(Data extracted from a collection)
start

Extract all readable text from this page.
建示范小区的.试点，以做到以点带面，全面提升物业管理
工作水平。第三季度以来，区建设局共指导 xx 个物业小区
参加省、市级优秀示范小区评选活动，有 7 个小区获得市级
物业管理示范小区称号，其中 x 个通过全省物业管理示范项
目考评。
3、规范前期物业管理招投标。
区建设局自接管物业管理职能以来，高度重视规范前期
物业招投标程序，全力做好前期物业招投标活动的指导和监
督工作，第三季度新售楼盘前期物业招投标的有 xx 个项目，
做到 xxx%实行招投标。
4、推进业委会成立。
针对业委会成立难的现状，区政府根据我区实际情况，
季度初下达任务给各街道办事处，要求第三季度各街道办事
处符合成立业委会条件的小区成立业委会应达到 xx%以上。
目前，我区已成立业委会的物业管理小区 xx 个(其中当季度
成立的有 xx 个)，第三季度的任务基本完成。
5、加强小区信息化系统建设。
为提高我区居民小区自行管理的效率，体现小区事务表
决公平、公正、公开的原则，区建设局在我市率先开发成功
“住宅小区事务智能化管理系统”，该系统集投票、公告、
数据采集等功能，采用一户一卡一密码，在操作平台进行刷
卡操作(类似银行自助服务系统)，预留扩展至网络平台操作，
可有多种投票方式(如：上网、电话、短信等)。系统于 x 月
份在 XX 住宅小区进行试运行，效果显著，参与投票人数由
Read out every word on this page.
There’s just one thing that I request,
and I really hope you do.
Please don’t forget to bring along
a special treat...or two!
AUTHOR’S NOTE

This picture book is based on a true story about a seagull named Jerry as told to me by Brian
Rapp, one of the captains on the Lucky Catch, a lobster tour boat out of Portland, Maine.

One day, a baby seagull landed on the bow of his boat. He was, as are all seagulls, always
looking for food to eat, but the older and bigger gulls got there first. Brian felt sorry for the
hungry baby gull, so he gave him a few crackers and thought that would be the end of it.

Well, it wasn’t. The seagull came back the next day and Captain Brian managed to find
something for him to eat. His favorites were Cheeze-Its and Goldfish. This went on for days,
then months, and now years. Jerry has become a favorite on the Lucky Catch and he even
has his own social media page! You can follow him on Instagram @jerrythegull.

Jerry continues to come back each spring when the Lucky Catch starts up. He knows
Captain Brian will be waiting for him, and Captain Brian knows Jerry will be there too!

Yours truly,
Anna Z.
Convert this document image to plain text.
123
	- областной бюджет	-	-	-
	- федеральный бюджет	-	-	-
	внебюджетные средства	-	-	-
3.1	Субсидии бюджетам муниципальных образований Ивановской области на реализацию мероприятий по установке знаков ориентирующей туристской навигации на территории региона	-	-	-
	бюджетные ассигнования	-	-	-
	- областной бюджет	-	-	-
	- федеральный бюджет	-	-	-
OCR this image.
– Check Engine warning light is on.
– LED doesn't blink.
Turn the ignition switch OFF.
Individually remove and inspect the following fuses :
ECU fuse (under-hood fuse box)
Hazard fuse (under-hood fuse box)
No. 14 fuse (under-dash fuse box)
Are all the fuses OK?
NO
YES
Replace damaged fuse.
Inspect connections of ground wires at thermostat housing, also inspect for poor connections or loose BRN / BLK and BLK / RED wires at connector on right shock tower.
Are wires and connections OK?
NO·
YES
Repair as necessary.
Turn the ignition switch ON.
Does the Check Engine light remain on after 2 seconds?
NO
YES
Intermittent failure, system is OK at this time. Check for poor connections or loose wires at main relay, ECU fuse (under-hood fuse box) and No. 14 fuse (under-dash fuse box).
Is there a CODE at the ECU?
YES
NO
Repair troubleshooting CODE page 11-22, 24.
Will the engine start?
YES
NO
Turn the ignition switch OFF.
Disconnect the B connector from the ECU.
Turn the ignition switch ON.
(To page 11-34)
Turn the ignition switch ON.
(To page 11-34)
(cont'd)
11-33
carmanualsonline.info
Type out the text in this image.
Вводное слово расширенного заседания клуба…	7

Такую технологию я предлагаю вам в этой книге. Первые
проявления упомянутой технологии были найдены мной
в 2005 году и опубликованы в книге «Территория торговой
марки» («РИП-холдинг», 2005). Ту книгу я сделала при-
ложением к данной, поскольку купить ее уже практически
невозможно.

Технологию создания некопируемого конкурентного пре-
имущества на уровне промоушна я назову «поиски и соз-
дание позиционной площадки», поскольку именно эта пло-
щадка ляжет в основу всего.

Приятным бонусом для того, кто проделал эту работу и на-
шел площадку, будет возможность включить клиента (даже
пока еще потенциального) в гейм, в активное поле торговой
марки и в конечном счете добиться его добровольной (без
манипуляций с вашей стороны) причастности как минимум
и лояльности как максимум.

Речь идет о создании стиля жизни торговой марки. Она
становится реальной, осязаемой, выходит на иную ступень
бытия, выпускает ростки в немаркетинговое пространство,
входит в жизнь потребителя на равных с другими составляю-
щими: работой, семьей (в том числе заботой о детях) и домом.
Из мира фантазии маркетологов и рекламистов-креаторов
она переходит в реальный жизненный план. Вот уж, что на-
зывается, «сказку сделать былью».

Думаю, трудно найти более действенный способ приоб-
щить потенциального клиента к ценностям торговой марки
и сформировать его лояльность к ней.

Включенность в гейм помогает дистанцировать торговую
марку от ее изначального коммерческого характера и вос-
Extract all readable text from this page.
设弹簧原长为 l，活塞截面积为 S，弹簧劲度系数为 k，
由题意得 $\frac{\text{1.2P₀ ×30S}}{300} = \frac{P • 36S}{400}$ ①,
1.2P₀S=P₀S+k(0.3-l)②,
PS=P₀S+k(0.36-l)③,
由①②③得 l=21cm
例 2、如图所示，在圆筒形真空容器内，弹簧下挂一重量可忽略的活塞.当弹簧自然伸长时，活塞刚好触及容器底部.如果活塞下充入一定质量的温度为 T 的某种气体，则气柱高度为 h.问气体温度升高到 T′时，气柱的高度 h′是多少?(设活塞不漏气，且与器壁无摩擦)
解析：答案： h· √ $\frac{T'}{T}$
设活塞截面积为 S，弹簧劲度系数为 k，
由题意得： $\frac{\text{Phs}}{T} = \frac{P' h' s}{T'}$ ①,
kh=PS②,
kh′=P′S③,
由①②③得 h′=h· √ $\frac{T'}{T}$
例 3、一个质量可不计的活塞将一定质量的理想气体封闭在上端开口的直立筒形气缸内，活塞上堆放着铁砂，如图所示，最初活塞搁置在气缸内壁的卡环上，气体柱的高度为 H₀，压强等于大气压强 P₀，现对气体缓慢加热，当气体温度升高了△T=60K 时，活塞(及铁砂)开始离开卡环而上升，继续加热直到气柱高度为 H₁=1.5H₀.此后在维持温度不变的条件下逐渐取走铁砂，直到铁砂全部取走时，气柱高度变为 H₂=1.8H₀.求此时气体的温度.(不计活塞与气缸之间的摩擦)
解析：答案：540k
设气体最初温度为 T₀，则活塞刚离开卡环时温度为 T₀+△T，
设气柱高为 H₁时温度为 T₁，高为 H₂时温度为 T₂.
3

end

# Your goal
In the records above, find each line that holds the word "Lucky"; copy all such lines.

# Answer for this exercise
Rapp, one of the captains on the Lucky Catch, a lobster tour boat out of Portland, Maine.
then months, and now years. Jerry has become a favorite on the Lucky Catch and he even
Jerry continues to come back each spring when the Lucky Catch starts up. He knows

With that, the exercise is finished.